▸ Excerpted data:
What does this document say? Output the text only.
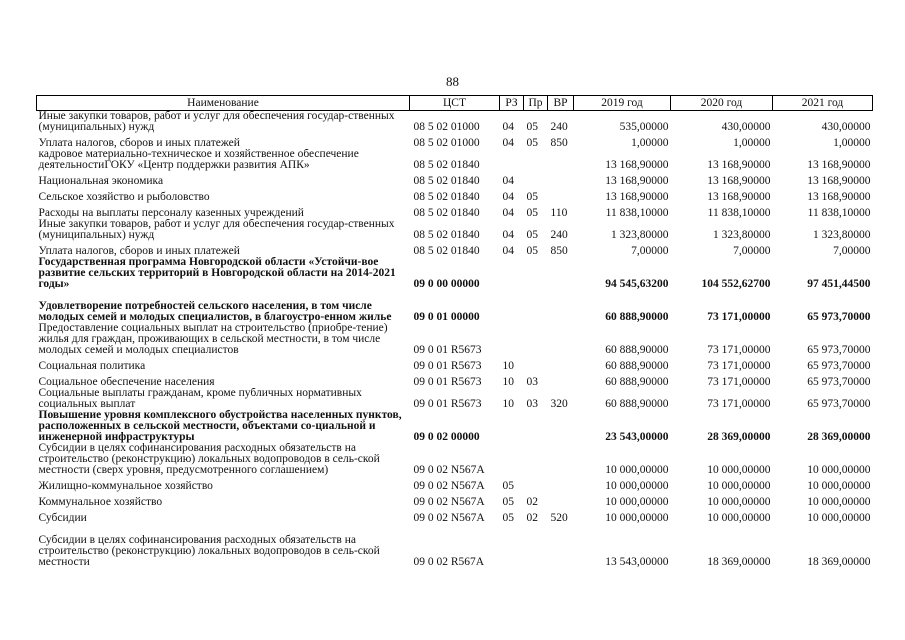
88
Наименование	ЦСТ	РЗ	Пр	ВР	2019 год	2020 год	2021 год
Иные закупки товаров, работ и услуг для обеспечения государ-ственных (муниципальных) нужд	08 5 02 01000	04	05	240	535,00000	430,00000	430,00000
Уплата налогов, сборов и иных платежей	08 5 02 01000	04	05	850	1,00000	1,00000	1,00000
кадровое материально-техническое и хозяйственное обеспечение деятельностиГОКУ «Центр поддержки развития АПК»	08 5 02 01840				13 168,90000	13 168,90000	13 168,90000
Национальная экономика	08 5 02 01840	04			13 168,90000	13 168,90000	13 168,90000
Сельское хозяйство и рыболовство	08 5 02 01840	04	05		13 168,90000	13 168,90000	13 168,90000
Расходы на выплаты персоналу казенных учреждений	08 5 02 01840	04	05	110	11 838,10000	11 838,10000	11 838,10000
Иные закупки товаров, работ и услуг для обеспечения государ-ственных (муниципальных) нужд	08 5 02 01840	04	05	240	1 323,80000	1 323,80000	1 323,80000
Уплата налогов, сборов и иных платежей	08 5 02 01840	04	05	850	7,00000	7,00000	7,00000
Государственная программа Новгородской области «Устойчи-вое развитие сельских территорий в Новгородской области на 2014-2021 годы»	09 0 00 00000				94 545,63200	104 552,62700	97 451,44500
Удовлетворение потребностей сельского населения, в том числе молодых семей и молодых специалистов, в благоустро-енном жилье	09 0 01 00000				60 888,90000	73 171,00000	65 973,70000
Предоставление социальных выплат на строительство (приобре-тение) жилья для граждан, проживающих в сельской местности, в том числе молодых семей и молодых специалистов	09 0 01 R5673				60 888,90000	73 171,00000	65 973,70000
Социальная политика	09 0 01 R5673	10			60 888,90000	73 171,00000	65 973,70000
Социальное обеспечение населения	09 0 01 R5673	10	03		60 888,90000	73 171,00000	65 973,70000
Социальные выплаты гражданам, кроме публичных нормативных социальных выплат	09 0 01 R5673	10	03	320	60 888,90000	73 171,00000	65 973,70000
Повышение уровня комплексного обустройства населенных пунктов, расположенных в сельской местности, объектами со-циальной и инженерной инфраструктуры	09 0 02 00000				23 543,00000	28 369,00000	28 369,00000
Субсидии в целях софинансирования расходных обязательств на строительство (реконструкцию) локальных водопроводов в сель-ской местности (сверх уровня, предусмотренного соглашением)	09 0 02 N567A				10 000,00000	10 000,00000	10 000,00000
Жилищно-коммунальное хозяйство	09 0 02 N567A	05			10 000,00000	10 000,00000	10 000,00000
Коммунальное хозяйство	09 0 02 N567A	05	02		10 000,00000	10 000,00000	10 000,00000
Субсидии	09 0 02 N567A	05	02	520	10 000,00000	10 000,00000	10 000,00000
Субсидии в целях софинансирования расходных обязательств на строительство (реконструкцию) локальных водопроводов в сель-ской местности	09 0 02 R567A				13 543,00000	18 369,00000	18 369,00000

▸ Prompt: Leave the pictures out and copy the rest of the data exactly.

▸ Result of this task:
What does this document say? Output the text only.
88
Наименование	ЦСТ	РЗ	Пр	ВР	2019 год	2020 год	2021 год
Иные закупки товаров, работ и услуг для обеспечения государ-ственных (муниципальных) нужд	08 5 02 01000	04	05	240	535,00000	430,00000	430,00000
Уплата налогов, сборов и иных платежей	08 5 02 01000	04	05	850	1,00000	1,00000	1,00000
кадровое материально-техническое и хозяйственное обеспечение деятельностиГОКУ «Центр поддержки развития АПК»	08 5 02 01840				13 168,90000	13 168,90000	13 168,90000
Национальная экономика	08 5 02 01840	04			13 168,90000	13 168,90000	13 168,90000
Сельское хозяйство и рыболовство	08 5 02 01840	04	05		13 168,90000	13 168,90000	13 168,90000
Расходы на выплаты персоналу казенных учреждений	08 5 02 01840	04	05	110	11 838,10000	11 838,10000	11 838,10000
Иные закупки товаров, работ и услуг для обеспечения государ-ственных (муниципальных) нужд	08 5 02 01840	04	05	240	1 323,80000	1 323,80000	1 323,80000
Уплата налогов, сборов и иных платежей	08 5 02 01840	04	05	850	7,00000	7,00000	7,00000
Государственная программа Новгородской области «Устойчи-вое развитие сельских территорий в Новгородской области на 2014-2021 годы»	09 0 00 00000				94 545,63200	104 552,62700	97 451,44500
Удовлетворение потребностей сельского населения, в том числе молодых семей и молодых специалистов, в благоустро-енном жилье	09 0 01 00000				60 888,90000	73 171,00000	65 973,70000
Предоставление социальных выплат на строительство (приобре-тение) жилья для граждан, проживающих в сельской местности, в том числе молодых семей и молодых специалистов	09 0 01 R5673				60 888,90000	73 171,00000	65 973,70000
Социальная политика	09 0 01 R5673	10			60 888,90000	73 171,00000	65 973,70000
Социальное обеспечение населения	09 0 01 R5673	10	03		60 888,90000	73 171,00000	65 973,70000
Социальные выплаты гражданам, кроме публичных нормативных социальных выплат	09 0 01 R5673	10	03	320	60 888,90000	73 171,00000	65 973,70000
Повышение уровня комплексного обустройства населенных пунктов, расположенных в сельской местности, объектами со-циальной и инженерной инфраструктуры	09 0 02 00000				23 543,00000	28 369,00000	28 369,00000
Субсидии в целях софинансирования расходных обязательств на строительство (реконструкцию) локальных водопроводов в сель-ской местности (сверх уровня, предусмотренного соглашением)	09 0 02 N567A				10 000,00000	10 000,00000	10 000,00000
Жилищно-коммунальное хозяйство	09 0 02 N567A	05			10 000,00000	10 000,00000	10 000,00000
Коммунальное хозяйство	09 0 02 N567A	05	02		10 000,00000	10 000,00000	10 000,00000
Субсидии	09 0 02 N567A	05	02	520	10 000,00000	10 000,00000	10 000,00000
Субсидии в целях софинансирования расходных обязательств на строительство (реконструкцию) локальных водопроводов в сель-ской местности	09 0 02 R567A				13 543,00000	18 369,00000	18 369,00000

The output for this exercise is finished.